Your task: Retype all of the entries word for word.

[Items listed in a dataset]
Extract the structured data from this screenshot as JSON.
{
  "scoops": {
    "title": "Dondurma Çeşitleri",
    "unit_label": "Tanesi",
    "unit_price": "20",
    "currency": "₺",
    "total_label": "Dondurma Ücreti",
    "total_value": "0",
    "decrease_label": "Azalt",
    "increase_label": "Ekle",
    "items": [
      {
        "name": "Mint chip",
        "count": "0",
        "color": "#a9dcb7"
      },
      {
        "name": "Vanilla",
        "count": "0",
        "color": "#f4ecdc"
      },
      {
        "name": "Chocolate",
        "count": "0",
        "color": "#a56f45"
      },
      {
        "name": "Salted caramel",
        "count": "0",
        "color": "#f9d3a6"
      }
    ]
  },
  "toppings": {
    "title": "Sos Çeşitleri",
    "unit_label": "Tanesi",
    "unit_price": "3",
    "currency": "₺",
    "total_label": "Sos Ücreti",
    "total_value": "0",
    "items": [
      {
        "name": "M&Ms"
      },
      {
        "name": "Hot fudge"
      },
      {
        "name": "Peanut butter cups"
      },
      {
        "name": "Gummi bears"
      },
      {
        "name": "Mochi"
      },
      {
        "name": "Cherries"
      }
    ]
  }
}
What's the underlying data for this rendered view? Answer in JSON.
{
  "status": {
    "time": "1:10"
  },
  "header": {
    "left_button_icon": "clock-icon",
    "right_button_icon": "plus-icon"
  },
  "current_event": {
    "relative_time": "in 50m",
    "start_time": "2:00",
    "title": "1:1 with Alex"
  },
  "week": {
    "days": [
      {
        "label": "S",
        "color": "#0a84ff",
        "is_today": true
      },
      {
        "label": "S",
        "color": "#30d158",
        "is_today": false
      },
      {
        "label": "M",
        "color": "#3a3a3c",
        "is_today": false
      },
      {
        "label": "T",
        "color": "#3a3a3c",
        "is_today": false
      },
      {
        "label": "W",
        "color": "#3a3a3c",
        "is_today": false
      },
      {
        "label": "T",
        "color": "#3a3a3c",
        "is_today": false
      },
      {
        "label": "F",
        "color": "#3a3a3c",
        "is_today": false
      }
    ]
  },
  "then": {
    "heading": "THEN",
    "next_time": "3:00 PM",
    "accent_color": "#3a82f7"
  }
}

Answer to this problem:
Extract the structured data from this screenshot as JSON.
{
  "scoops": {
    "title": "Dondurma Çeşitleri",
    "unit_label": "Tanesi",
    "unit_price": "20",
    "currency": "₺",
    "total_label": "Dondurma Ücreti",
    "total_value": "0",
    "decrease_label": "Azalt",
    "increase_label": "Ekle",
    "items": [
      {
        "name": "Mint chip",
        "count": "0",
        "color": "#a9dcb7"
      },
      {
        "name": "Vanilla",
        "count": "0",
        "color": "#f4ecdc"
      },
      {
        "name": "Chocolate",
        "count": "0",
        "color": "#a56f45"
      },
      {
        "name": "Salted caramel",
        "count": "0",
        "color": "#f9d3a6"
      }
    ]
  },
  "toppings": {
    "title": "Sos Çeşitleri",
    "unit_label": "Tanesi",
    "unit_price": "3",
    "currency": "₺",
    "total_label": "Sos Ücreti",
    "total_value": "0",
    "items": [
      {
        "name": "M&Ms"
      },
      {
        "name": "Hot fudge"
      },
      {
        "name": "Peanut butter cups"
      },
      {
        "name": "Gummi bears"
      },
      {
        "name": "Mochi"
      },
      {
        "name": "Cherries"
      }
    ]
  }
}
What's the underlying data for this rendered view? Answer in JSON.
{
  "status": {
    "time": "1:10"
  },
  "header": {
    "left_button_icon": "clock-icon",
    "right_button_icon": "plus-icon"
  },
  "current_event": {
    "relative_time": "in 50m",
    "start_time": "2:00",
    "title": "1:1 with Alex"
  },
  "week": {
    "days": [
      {
        "label": "S",
        "color": "#0a84ff",
        "is_today": true
      },
      {
        "label": "S",
        "color": "#30d158",
        "is_today": false
      },
      {
        "label": "M",
        "color": "#3a3a3c",
        "is_today": false
      },
      {
        "label": "T",
        "color": "#3a3a3c",
        "is_today": false
      },
      {
        "label": "W",
        "color": "#3a3a3c",
        "is_today": false
      },
      {
        "label": "T",
        "color": "#3a3a3c",
        "is_today": false
      },
      {
        "label": "F",
        "color": "#3a3a3c",
        "is_today": false
      }
    ]
  },
  "then": {
    "heading": "THEN",
    "next_time": "3:00 PM",
    "accent_color": "#3a82f7"
  }
}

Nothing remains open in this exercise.